## [SOURCE RECORDS]
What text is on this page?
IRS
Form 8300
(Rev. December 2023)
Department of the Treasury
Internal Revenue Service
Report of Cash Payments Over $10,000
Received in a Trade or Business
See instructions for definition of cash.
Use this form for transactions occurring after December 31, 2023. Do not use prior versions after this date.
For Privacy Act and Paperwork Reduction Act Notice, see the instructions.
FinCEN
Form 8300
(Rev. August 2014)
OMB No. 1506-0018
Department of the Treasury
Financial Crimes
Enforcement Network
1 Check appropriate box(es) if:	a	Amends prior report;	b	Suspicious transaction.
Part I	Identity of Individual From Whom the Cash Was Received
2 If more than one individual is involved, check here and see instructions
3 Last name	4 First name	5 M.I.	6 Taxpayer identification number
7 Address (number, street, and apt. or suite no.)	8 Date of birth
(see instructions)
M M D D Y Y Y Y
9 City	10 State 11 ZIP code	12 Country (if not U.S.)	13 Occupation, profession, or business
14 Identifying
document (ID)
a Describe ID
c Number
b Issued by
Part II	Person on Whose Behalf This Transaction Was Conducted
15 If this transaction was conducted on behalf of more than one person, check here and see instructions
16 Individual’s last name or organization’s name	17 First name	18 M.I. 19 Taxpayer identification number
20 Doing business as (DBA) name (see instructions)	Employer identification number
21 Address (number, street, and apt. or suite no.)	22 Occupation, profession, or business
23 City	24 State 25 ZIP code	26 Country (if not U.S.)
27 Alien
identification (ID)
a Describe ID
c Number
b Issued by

## [WHAT YOU SHOULD DO]
Write the listing out again, exactly as it reads.

## [WORKED SOLUTION]
What text is on this page?
IRS
Form 8300
(Rev. December 2023)
Department of the Treasury
Internal Revenue Service
Report of Cash Payments Over $10,000
Received in a Trade or Business
See instructions for definition of cash.
Use this form for transactions occurring after December 31, 2023. Do not use prior versions after this date.
For Privacy Act and Paperwork Reduction Act Notice, see the instructions.
FinCEN
Form 8300
(Rev. August 2014)
OMB No. 1506-0018
Department of the Treasury
Financial Crimes
Enforcement Network
1 Check appropriate box(es) if:	a	Amends prior report;	b	Suspicious transaction.
Part I	Identity of Individual From Whom the Cash Was Received
2 If more than one individual is involved, check here and see instructions
3 Last name	4 First name	5 M.I.	6 Taxpayer identification number
7 Address (number, street, and apt. or suite no.)	8 Date of birth
(see instructions)
M M D D Y Y Y Y
9 City	10 State 11 ZIP code	12 Country (if not U.S.)	13 Occupation, profession, or business
14 Identifying
document (ID)
a Describe ID
c Number
b Issued by
Part II	Person on Whose Behalf This Transaction Was Conducted
15 If this transaction was conducted on behalf of more than one person, check here and see instructions
16 Individual’s last name or organization’s name	17 First name	18 M.I. 19 Taxpayer identification number
20 Doing business as (DBA) name (see instructions)	Employer identification number
21 Address (number, street, and apt. or suite no.)	22 Occupation, profession, or business
23 City	24 State 25 ZIP code	26 Country (if not U.S.)
27 Alien
identification (ID)
a Describe ID
c Number
b Issued by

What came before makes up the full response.